- _What is needed_: Copy out every line that contains the word "ylabel".

[Dataset entries]
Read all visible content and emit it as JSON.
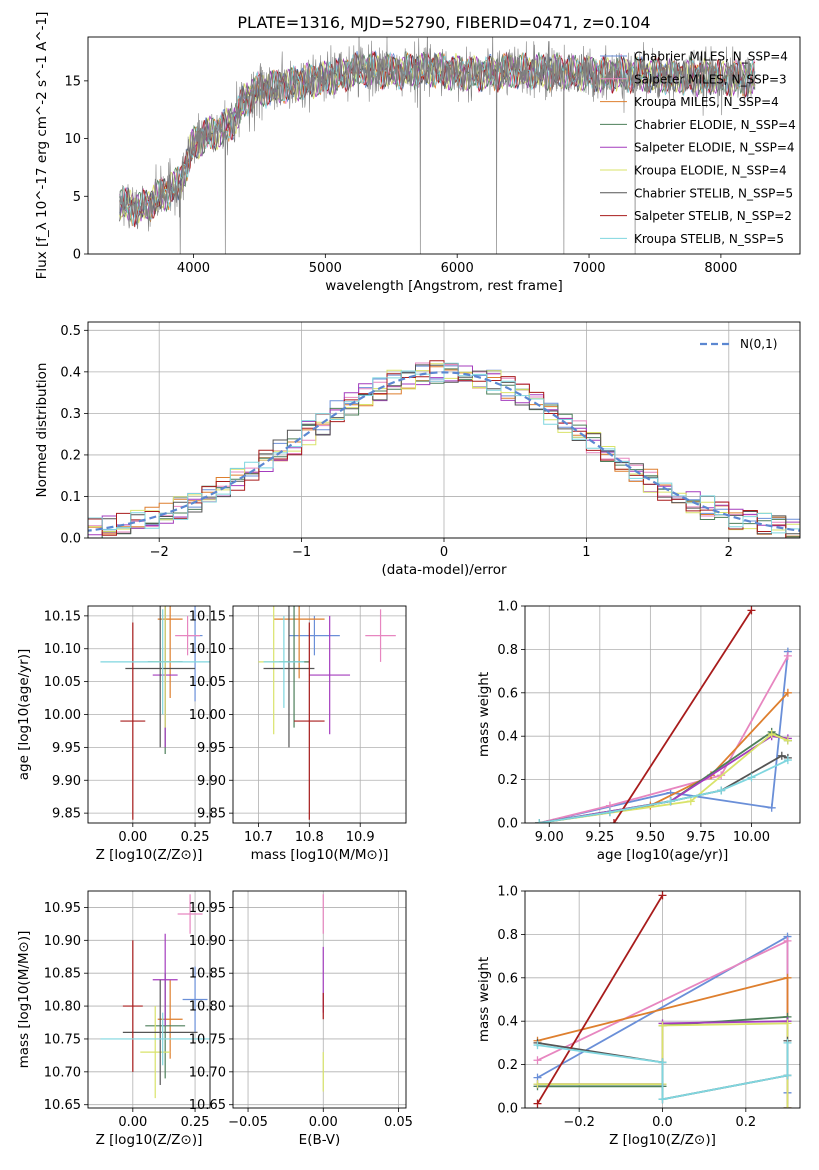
{
  "colors": {
    "chabrier_miles": "#6a8fd8",
    "salpeter_miles": "#e786c0",
    "kroupa_miles": "#de7f2e",
    "chabrier_elodie": "#4d7f5a",
    "salpeter_elodie": "#a43cbe",
    "kroupa_elodie": "#d9e36a",
    "chabrier_stelib": "#555555",
    "salpeter_stelib": "#a81c1c",
    "kroupa_stelib": "#7fd6df",
    "data": "#7f7f7f",
    "gaussian": "#5b87d1",
    "grid": "#b0b0b0"
  },
  "chart_data": [
    {
      "type": "line",
      "title": "PLATE=1316, MJD=52790, FIBERID=0471, z=0.104",
      "xlabel": "wavelength [Angstrom, rest frame]",
      "ylabel": "Flux [f_λ 10^-17 erg cm^-2 s^-1 A^-1]",
      "xlim": [
        3200,
        8600
      ],
      "ylim": [
        0,
        18.8
      ],
      "xticks": [
        "4000",
        "5000",
        "6000",
        "7000",
        "8000"
      ],
      "yticks": [
        "0",
        "5",
        "10",
        "15"
      ],
      "grid": false,
      "legend": "upper right",
      "legend_entries": [
        "Chabrier MILES, N_SSP=4",
        "Salpeter MILES, N_SSP=3",
        "Kroupa MILES, N_SSP=4",
        "Chabrier ELODIE, N_SSP=4",
        "Salpeter ELODIE, N_SSP=4",
        "Kroupa ELODIE, N_SSP=4",
        "Chabrier STELIB, N_SSP=5",
        "Salpeter STELIB, N_SSP=2",
        "Kroupa STELIB, N_SSP=5"
      ],
      "continuum_x": [
        3450,
        3600,
        3750,
        3900,
        4000,
        4100,
        4200,
        4300,
        4400,
        4500,
        4700,
        4900,
        5100,
        5300,
        5500,
        5800,
        6100,
        6400,
        6700,
        7000,
        7300,
        7600,
        7900,
        8250
      ],
      "continuum_y": [
        4.3,
        3.9,
        5.0,
        6.2,
        9.5,
        10.3,
        10.7,
        11.5,
        13.5,
        14.2,
        14.6,
        15.0,
        15.5,
        16.0,
        15.8,
        16.0,
        15.6,
        15.8,
        15.8,
        15.6,
        15.6,
        15.4,
        15.3,
        15.2
      ]
    },
    {
      "type": "histogram",
      "xlabel": "(data-model)/error",
      "ylabel": "Normed distribution",
      "xlim": [
        -2.5,
        2.5
      ],
      "ylim": [
        0,
        0.52
      ],
      "xticks": [
        "−2",
        "−1",
        "0",
        "1",
        "2"
      ],
      "yticks": [
        "0.0",
        "0.1",
        "0.2",
        "0.3",
        "0.4",
        "0.5"
      ],
      "grid": true,
      "legend": "upper right",
      "legend_entries": [
        "N(0,1)"
      ],
      "bin_width": 0.1
    },
    {
      "type": "scatter",
      "xlabel": "Z [log10(Z/Z⊙)]",
      "ylabel": "age [log10(age/yr)]",
      "xlim": [
        -0.18,
        0.31
      ],
      "ylim": [
        9.835,
        10.165
      ],
      "xticks": [
        "0.00",
        "0.25"
      ],
      "yticks": [
        "9.85",
        "9.90",
        "9.95",
        "10.00",
        "10.05",
        "10.10",
        "10.15"
      ],
      "grid": true,
      "points": [
        {
          "x": 0.25,
          "y": 10.12,
          "xerr": 0.03,
          "yerr": 0.1,
          "color": "chabrier_miles"
        },
        {
          "x": 0.22,
          "y": 10.12,
          "xerr": 0.05,
          "yerr": 0.03,
          "color": "salpeter_miles"
        },
        {
          "x": 0.15,
          "y": 10.145,
          "xerr": 0.05,
          "yerr": 0.12,
          "color": "kroupa_miles"
        },
        {
          "x": 0.13,
          "y": 10.08,
          "xerr": 0.07,
          "yerr": 0.14,
          "color": "chabrier_elodie"
        },
        {
          "x": 0.13,
          "y": 10.06,
          "xerr": 0.05,
          "yerr": 0.11,
          "color": "salpeter_elodie"
        },
        {
          "x": 0.13,
          "y": 10.08,
          "xerr": 0.05,
          "yerr": 0.1,
          "color": "kroupa_elodie"
        },
        {
          "x": 0.11,
          "y": 10.07,
          "xerr": 0.14,
          "yerr": 0.12,
          "color": "chabrier_stelib"
        },
        {
          "x": 0.0,
          "y": 9.99,
          "xerr": 0.05,
          "yerr": 0.15,
          "color": "salpeter_stelib"
        },
        {
          "x": 0.12,
          "y": 10.08,
          "xerr": 0.25,
          "yerr": 0.08,
          "color": "kroupa_stelib"
        }
      ]
    },
    {
      "type": "scatter",
      "xlabel": "mass [log10(M/M⊙)]",
      "ylabel": "",
      "xlim": [
        10.65,
        10.99
      ],
      "ylim": [
        9.835,
        10.165
      ],
      "xticks": [
        "10.7",
        "10.8",
        "10.9"
      ],
      "yticks": [
        "9.85",
        "9.90",
        "9.95",
        "10.00",
        "10.05",
        "10.10",
        "10.15"
      ],
      "grid": true,
      "points": [
        {
          "x": 10.81,
          "y": 10.12,
          "xerr": 0.05,
          "yerr": 0.03,
          "color": "chabrier_miles"
        },
        {
          "x": 10.94,
          "y": 10.12,
          "xerr": 0.03,
          "yerr": 0.04,
          "color": "salpeter_miles"
        },
        {
          "x": 10.78,
          "y": 10.145,
          "xerr": 0.05,
          "yerr": 0.09,
          "color": "kroupa_miles"
        },
        {
          "x": 10.77,
          "y": 10.08,
          "xerr": 0.03,
          "yerr": 0.1,
          "color": "chabrier_elodie"
        },
        {
          "x": 10.84,
          "y": 10.06,
          "xerr": 0.04,
          "yerr": 0.09,
          "color": "salpeter_elodie"
        },
        {
          "x": 10.73,
          "y": 10.08,
          "xerr": 0.03,
          "yerr": 0.11,
          "color": "kroupa_elodie"
        },
        {
          "x": 10.76,
          "y": 10.07,
          "xerr": 0.05,
          "yerr": 0.12,
          "color": "chabrier_stelib"
        },
        {
          "x": 10.8,
          "y": 9.99,
          "xerr": 0.03,
          "yerr": 0.15,
          "color": "salpeter_stelib"
        },
        {
          "x": 10.75,
          "y": 10.08,
          "xerr": 0.04,
          "yerr": 0.07,
          "color": "kroupa_stelib"
        }
      ]
    },
    {
      "type": "line",
      "xlabel": "age [log10(age/yr)]",
      "ylabel": "mass weight",
      "xlim": [
        8.88,
        10.24
      ],
      "ylim": [
        0,
        1.0
      ],
      "xticks": [
        "9.00",
        "9.25",
        "9.50",
        "9.75",
        "10.00"
      ],
      "yticks": [
        "0.0",
        "0.2",
        "0.4",
        "0.6",
        "0.8",
        "1.0"
      ],
      "grid": true,
      "series": [
        {
          "color": "chabrier_miles",
          "x": [
            8.95,
            9.6,
            10.1,
            10.18
          ],
          "y": [
            0.0,
            0.14,
            0.07,
            0.79
          ]
        },
        {
          "color": "salpeter_miles",
          "x": [
            8.95,
            9.3,
            9.85,
            10.18
          ],
          "y": [
            0.0,
            0.08,
            0.22,
            0.77
          ]
        },
        {
          "color": "kroupa_miles",
          "x": [
            8.95,
            9.5,
            9.8,
            10.18
          ],
          "y": [
            0.0,
            0.08,
            0.22,
            0.6
          ]
        },
        {
          "color": "chabrier_elodie",
          "x": [
            8.95,
            9.6,
            10.1,
            10.18
          ],
          "y": [
            0.0,
            0.1,
            0.42,
            0.38
          ]
        },
        {
          "color": "salpeter_elodie",
          "x": [
            8.95,
            9.6,
            10.1,
            10.18
          ],
          "y": [
            0.0,
            0.1,
            0.4,
            0.39
          ]
        },
        {
          "color": "kroupa_elodie",
          "x": [
            8.95,
            9.7,
            10.1,
            10.18
          ],
          "y": [
            0.0,
            0.1,
            0.41,
            0.38
          ]
        },
        {
          "color": "chabrier_stelib",
          "x": [
            8.95,
            9.3,
            9.6,
            9.85,
            10.15,
            10.18
          ],
          "y": [
            0.0,
            0.05,
            0.1,
            0.15,
            0.31,
            0.3
          ]
        },
        {
          "color": "salpeter_stelib",
          "x": [
            9.32,
            10.0
          ],
          "y": [
            0.0,
            0.98
          ]
        },
        {
          "color": "kroupa_stelib",
          "x": [
            8.95,
            9.3,
            9.6,
            9.85,
            10.0,
            10.18
          ],
          "y": [
            0.0,
            0.05,
            0.1,
            0.15,
            0.21,
            0.29
          ]
        }
      ]
    },
    {
      "type": "scatter",
      "xlabel": "Z [log10(Z/Z⊙)]",
      "ylabel": "mass [log10(M/M⊙)]",
      "xlim": [
        -0.18,
        0.31
      ],
      "ylim": [
        10.645,
        10.975
      ],
      "xticks": [
        "0.00",
        "0.25"
      ],
      "yticks": [
        "10.65",
        "10.70",
        "10.75",
        "10.80",
        "10.85",
        "10.90",
        "10.95"
      ],
      "grid": true,
      "points": [
        {
          "x": 0.25,
          "y": 10.81,
          "xerr": 0.05,
          "yerr": 0.05,
          "color": "chabrier_miles"
        },
        {
          "x": 0.23,
          "y": 10.94,
          "xerr": 0.05,
          "yerr": 0.03,
          "color": "salpeter_miles"
        },
        {
          "x": 0.15,
          "y": 10.78,
          "xerr": 0.05,
          "yerr": 0.06,
          "color": "kroupa_miles"
        },
        {
          "x": 0.13,
          "y": 10.77,
          "xerr": 0.08,
          "yerr": 0.08,
          "color": "chabrier_elodie"
        },
        {
          "x": 0.13,
          "y": 10.84,
          "xerr": 0.05,
          "yerr": 0.07,
          "color": "salpeter_elodie"
        },
        {
          "x": 0.09,
          "y": 10.73,
          "xerr": 0.06,
          "yerr": 0.07,
          "color": "kroupa_elodie"
        },
        {
          "x": 0.11,
          "y": 10.76,
          "xerr": 0.15,
          "yerr": 0.08,
          "color": "chabrier_stelib"
        },
        {
          "x": 0.0,
          "y": 10.8,
          "xerr": 0.04,
          "yerr": 0.1,
          "color": "salpeter_stelib"
        },
        {
          "x": 0.12,
          "y": 10.75,
          "xerr": 0.25,
          "yerr": 0.04,
          "color": "kroupa_stelib"
        }
      ]
    },
    {
      "type": "scatter",
      "xlabel": "E(B-V)",
      "ylabel": "",
      "xlim": [
        -0.06,
        0.055
      ],
      "ylim": [
        10.645,
        10.975
      ],
      "xticks": [
        "−0.05",
        "0.00",
        "0.05"
      ],
      "yticks": [
        "10.65",
        "10.70",
        "10.75",
        "10.80",
        "10.85",
        "10.90",
        "10.95"
      ],
      "grid": true,
      "points": [
        {
          "x": 0.0,
          "y": 10.94,
          "xerr": 0.0,
          "yerr": 0.03,
          "color": "salpeter_miles"
        },
        {
          "x": 0.0,
          "y": 10.84,
          "xerr": 0.0,
          "yerr": 0.05,
          "color": "salpeter_elodie"
        },
        {
          "x": 0.0,
          "y": 10.8,
          "xerr": 0.0,
          "yerr": 0.02,
          "color": "salpeter_stelib"
        },
        {
          "x": 0.0,
          "y": 10.7,
          "xerr": 0.0,
          "yerr": 0.03,
          "color": "kroupa_elodie"
        }
      ]
    },
    {
      "type": "line",
      "xlabel": "Z [log10(Z/Z⊙)]",
      "ylabel": "mass weight",
      "xlim": [
        -0.33,
        0.33
      ],
      "ylim": [
        0,
        1.0
      ],
      "xticks": [
        "−0.2",
        "0.0",
        "0.2"
      ],
      "yticks": [
        "0.0",
        "0.2",
        "0.4",
        "0.6",
        "0.8",
        "1.0"
      ],
      "grid": true,
      "series": [
        {
          "color": "chabrier_miles",
          "x": [
            -0.3,
            0.3,
            0.3
          ],
          "y": [
            0.14,
            0.79,
            0.07
          ]
        },
        {
          "color": "salpeter_miles",
          "x": [
            -0.3,
            0.3,
            0.3
          ],
          "y": [
            0.22,
            0.77,
            0.0
          ]
        },
        {
          "color": "kroupa_miles",
          "x": [
            -0.3,
            0.3,
            0.3
          ],
          "y": [
            0.31,
            0.6,
            0.0
          ]
        },
        {
          "color": "chabrier_elodie",
          "x": [
            -0.3,
            0.0,
            0.0,
            0.3,
            0.3
          ],
          "y": [
            0.1,
            0.1,
            0.38,
            0.42,
            0.0
          ]
        },
        {
          "color": "salpeter_elodie",
          "x": [
            -0.3,
            0.0,
            0.0,
            0.3,
            0.3
          ],
          "y": [
            0.11,
            0.11,
            0.39,
            0.4,
            0.0
          ]
        },
        {
          "color": "kroupa_elodie",
          "x": [
            -0.3,
            0.0,
            0.0,
            0.3,
            0.3
          ],
          "y": [
            0.11,
            0.11,
            0.38,
            0.39,
            0.0
          ]
        },
        {
          "color": "chabrier_stelib",
          "x": [
            -0.3,
            0.0,
            0.0,
            0.3,
            0.3
          ],
          "y": [
            0.3,
            0.21,
            0.04,
            0.15,
            0.31
          ]
        },
        {
          "color": "salpeter_stelib",
          "x": [
            -0.3,
            0.0
          ],
          "y": [
            0.02,
            0.98
          ]
        },
        {
          "color": "kroupa_stelib",
          "x": [
            -0.3,
            0.0,
            0.0,
            0.3,
            0.3
          ],
          "y": [
            0.29,
            0.21,
            0.04,
            0.15,
            0.3
          ]
        }
      ]
    }
  ]
}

- _Problem solution_:
      "ylabel": "Flux [f_λ 10^-17 erg cm^-2 s^-1 A^-1]",
      "ylabel": "Normed distribution",
      "ylabel": "age [log10(age/yr)]",
      "ylabel": "",
      "ylabel": "mass weight",
      "ylabel": "mass [log10(M/M⊙)]",
      "ylabel": "",
      "ylabel": "mass weight",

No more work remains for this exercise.